_Set exercise:_
Records follow. Pull out every line that contains "第二十条第".

_Input:_
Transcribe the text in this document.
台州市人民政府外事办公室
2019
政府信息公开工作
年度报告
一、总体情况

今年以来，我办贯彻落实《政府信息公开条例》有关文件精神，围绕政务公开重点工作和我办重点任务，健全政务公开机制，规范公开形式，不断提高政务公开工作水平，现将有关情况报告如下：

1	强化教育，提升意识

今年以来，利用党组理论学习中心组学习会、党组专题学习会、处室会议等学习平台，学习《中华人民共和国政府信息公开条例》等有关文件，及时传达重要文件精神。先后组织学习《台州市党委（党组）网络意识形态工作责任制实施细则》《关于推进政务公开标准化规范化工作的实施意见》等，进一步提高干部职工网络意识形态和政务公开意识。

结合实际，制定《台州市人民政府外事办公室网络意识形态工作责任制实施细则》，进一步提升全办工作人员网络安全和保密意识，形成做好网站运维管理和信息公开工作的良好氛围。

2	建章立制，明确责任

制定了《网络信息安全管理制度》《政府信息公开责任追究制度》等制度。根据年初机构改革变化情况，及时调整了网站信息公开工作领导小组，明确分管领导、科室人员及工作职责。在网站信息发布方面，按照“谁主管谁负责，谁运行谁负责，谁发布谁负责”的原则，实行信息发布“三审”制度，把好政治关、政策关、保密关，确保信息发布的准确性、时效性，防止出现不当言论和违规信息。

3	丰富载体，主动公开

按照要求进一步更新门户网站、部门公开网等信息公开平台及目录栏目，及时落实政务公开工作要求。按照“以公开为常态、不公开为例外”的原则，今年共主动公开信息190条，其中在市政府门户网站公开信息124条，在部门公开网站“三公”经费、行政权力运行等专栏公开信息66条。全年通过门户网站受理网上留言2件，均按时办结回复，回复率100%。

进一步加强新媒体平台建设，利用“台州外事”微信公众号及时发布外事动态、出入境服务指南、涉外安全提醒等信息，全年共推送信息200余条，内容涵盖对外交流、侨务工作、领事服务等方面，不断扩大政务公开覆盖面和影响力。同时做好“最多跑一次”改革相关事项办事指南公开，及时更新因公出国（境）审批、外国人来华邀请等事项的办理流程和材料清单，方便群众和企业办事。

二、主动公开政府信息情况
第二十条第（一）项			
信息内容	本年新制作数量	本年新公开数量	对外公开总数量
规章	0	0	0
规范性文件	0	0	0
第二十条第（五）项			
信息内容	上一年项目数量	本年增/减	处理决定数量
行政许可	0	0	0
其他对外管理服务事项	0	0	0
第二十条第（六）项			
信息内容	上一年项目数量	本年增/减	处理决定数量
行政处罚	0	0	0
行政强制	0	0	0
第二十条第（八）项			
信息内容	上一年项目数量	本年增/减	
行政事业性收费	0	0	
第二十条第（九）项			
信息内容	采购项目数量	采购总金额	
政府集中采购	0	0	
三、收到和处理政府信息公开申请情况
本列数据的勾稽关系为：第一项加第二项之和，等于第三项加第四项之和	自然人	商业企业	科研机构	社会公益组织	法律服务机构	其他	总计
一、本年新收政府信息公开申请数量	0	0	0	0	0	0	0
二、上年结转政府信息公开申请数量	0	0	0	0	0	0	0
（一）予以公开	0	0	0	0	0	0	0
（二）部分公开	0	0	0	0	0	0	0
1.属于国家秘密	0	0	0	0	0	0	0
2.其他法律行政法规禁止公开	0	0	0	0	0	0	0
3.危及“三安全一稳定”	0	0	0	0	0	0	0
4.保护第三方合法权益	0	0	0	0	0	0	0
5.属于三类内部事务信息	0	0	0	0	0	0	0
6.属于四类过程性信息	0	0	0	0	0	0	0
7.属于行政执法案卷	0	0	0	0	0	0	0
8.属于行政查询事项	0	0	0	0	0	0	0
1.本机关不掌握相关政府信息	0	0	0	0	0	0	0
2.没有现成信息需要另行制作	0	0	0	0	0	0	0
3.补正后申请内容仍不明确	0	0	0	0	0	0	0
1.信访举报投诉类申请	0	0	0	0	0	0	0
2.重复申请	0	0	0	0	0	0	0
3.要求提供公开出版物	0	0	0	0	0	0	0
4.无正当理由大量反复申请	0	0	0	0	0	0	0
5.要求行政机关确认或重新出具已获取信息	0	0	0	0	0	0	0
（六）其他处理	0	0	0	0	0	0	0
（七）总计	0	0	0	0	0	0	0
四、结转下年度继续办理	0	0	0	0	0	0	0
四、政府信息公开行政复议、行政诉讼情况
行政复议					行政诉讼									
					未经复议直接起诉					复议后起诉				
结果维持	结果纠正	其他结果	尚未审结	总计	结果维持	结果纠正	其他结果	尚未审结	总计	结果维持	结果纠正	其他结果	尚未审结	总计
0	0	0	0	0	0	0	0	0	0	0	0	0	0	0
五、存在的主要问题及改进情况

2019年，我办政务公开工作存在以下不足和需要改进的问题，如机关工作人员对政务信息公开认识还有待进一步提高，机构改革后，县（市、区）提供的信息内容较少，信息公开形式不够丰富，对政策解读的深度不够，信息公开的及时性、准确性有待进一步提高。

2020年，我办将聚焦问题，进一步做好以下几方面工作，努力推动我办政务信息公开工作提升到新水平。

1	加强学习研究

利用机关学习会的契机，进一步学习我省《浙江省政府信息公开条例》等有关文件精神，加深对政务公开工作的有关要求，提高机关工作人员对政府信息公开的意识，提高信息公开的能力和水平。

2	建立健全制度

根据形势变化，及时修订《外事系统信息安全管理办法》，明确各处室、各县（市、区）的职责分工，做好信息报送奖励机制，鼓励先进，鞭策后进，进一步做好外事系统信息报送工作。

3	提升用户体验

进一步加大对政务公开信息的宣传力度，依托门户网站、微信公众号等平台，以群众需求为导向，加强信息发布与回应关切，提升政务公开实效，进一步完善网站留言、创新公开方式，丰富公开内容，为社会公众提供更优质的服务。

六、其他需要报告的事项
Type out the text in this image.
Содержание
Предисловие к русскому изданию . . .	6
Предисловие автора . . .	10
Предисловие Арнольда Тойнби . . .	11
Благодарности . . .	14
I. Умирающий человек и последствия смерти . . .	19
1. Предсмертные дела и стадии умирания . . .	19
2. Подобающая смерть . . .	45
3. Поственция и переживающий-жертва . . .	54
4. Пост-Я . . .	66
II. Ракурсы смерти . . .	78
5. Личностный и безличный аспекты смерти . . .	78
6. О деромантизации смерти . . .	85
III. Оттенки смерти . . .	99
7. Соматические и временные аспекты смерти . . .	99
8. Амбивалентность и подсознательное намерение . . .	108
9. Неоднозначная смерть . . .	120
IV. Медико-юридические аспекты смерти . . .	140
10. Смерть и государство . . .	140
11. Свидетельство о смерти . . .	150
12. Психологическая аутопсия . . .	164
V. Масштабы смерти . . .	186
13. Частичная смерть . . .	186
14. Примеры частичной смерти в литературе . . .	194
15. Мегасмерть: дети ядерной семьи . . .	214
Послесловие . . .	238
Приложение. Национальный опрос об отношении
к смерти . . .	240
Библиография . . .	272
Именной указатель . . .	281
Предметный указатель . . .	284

_Finished answer:_
第二十条第（一）项			
第二十条第（五）项			
第二十条第（六）项			
第二十条第（八）项			
第二十条第（九）项			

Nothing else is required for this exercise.